To do> Pick every line from the data that holds the word "name".

------------------------------

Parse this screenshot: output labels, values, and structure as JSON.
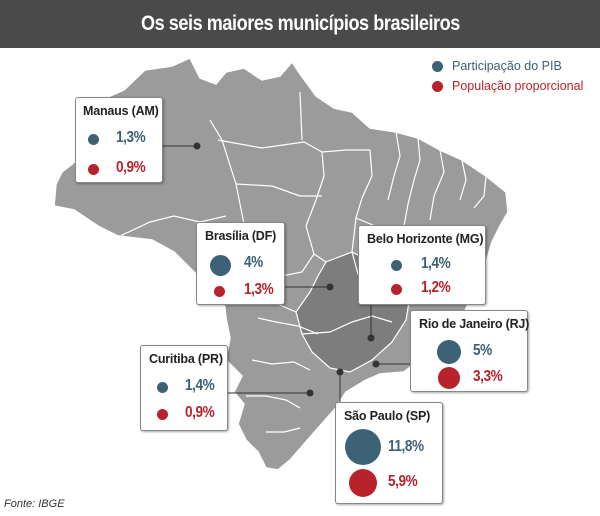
{
  "title": "Os seis maiores municípios brasileiros",
  "legend": {
    "pib_label": "Participação do PIB",
    "pop_label": "População proporcional",
    "pib_color": "#3d6175",
    "pop_color": "#b8232b"
  },
  "cities": {
    "manaus": {
      "name": "Manaus (AM)",
      "pib": "1,3%",
      "pop": "0,9%"
    },
    "brasilia": {
      "name": "Brasília (DF)",
      "pib": "4%",
      "pop": "1,3%"
    },
    "bh": {
      "name": "Belo Horizonte (MG)",
      "pib": "1,4%",
      "pop": "1,2%"
    },
    "rio": {
      "name": "Rio de Janeiro (RJ)",
      "pib": "5%",
      "pop": "3,3%"
    },
    "curitiba": {
      "name": "Curitiba (PR)",
      "pib": "1,4%",
      "pop": "0,9%"
    },
    "sp": {
      "name": "São Paulo (SP)",
      "pib": "11,8%",
      "pop": "5,9%"
    }
  },
  "source": "Fonte: IBGE",
  "colors": {
    "title_bar": "#4a4a4a",
    "map_fill": "#9b9b9b",
    "map_border": "#ffffff",
    "southeast_fill": "#7d7d7d"
  }
}
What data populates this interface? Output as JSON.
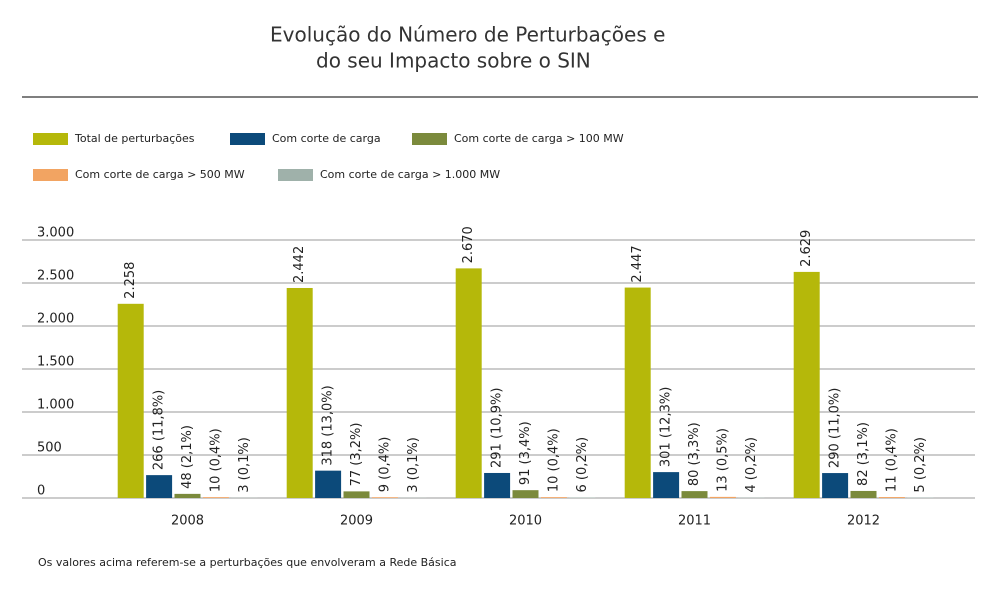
{
  "chart_data": {
    "type": "bar",
    "title": [
      "Evolução do Número de Perturbações e",
      "do seu Impacto sobre o SIN"
    ],
    "note": "Os valores acima referem-se a perturbações que envolveram a Rede Básica",
    "categories": [
      "2008",
      "2009",
      "2010",
      "2011",
      "2012"
    ],
    "series": [
      {
        "name": "Total de perturbações",
        "color": "#b5b80a",
        "values": [
          2258,
          2442,
          2670,
          2447,
          2629
        ],
        "value_labels": [
          "2.258",
          "2.442",
          "2.670",
          "2.447",
          "2.629"
        ]
      },
      {
        "name": "Com corte de carga",
        "color": "#0c4a7a",
        "values": [
          266,
          318,
          291,
          301,
          290
        ],
        "value_labels": [
          "266 (11,8%)",
          "318 (13,0%)",
          "291 (10,9%)",
          "301 (12,3%)",
          "290 (11,0%)"
        ]
      },
      {
        "name": "Com corte de carga > 100 MW",
        "color": "#7b8a3c",
        "values": [
          48,
          77,
          91,
          80,
          82
        ],
        "value_labels": [
          "48 (2,1%)",
          "77 (3,2%)",
          "91 (3,4%)",
          "80 (3,3%)",
          "82 (3,1%)"
        ]
      },
      {
        "name": "Com corte de carga > 500 MW",
        "color": "#f2a462",
        "values": [
          10,
          9,
          10,
          13,
          11
        ],
        "value_labels": [
          "10 (0,4%)",
          "9 (0,4%)",
          "10 (0,4%)",
          "13 (0,5%)",
          "11 (0,4%)"
        ]
      },
      {
        "name": "Com corte de carga > 1.000 MW",
        "color": "#9fb1aa",
        "values": [
          3,
          3,
          6,
          4,
          5
        ],
        "value_labels": [
          "3 (0,1%)",
          "3 (0,1%)",
          "6 (0,2%)",
          "4 (0,2%)",
          "5 (0,2%)"
        ]
      }
    ],
    "ylim": [
      0,
      3000
    ],
    "yticks": [
      0,
      500,
      {
        "value": 1000,
        "label": "1.000"
      },
      {
        "value": 1500,
        "label": "1.500"
      },
      {
        "value": 2000,
        "label": "2.000"
      },
      {
        "value": 2500,
        "label": "2.500"
      },
      {
        "value": 3000,
        "label": "3.000"
      }
    ],
    "grid": true
  }
}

------------------------------

Answer>
      "name": "Manaus (AM)",
      "name": "Brasília (DF)",
      "name": "Belo Horizonte (MG)",
      "name": "Rio de Janeiro (RJ)",
      "name": "Curitiba (PR)",
      "name": "São Paulo (SP)",
        "name": "Total de perturbações",
        "name": "Com corte de carga",
        "name": "Com corte de carga > 100 MW",
        "name": "Com corte de carga > 500 MW",
        "name": "Com corte de carga > 1.000 MW",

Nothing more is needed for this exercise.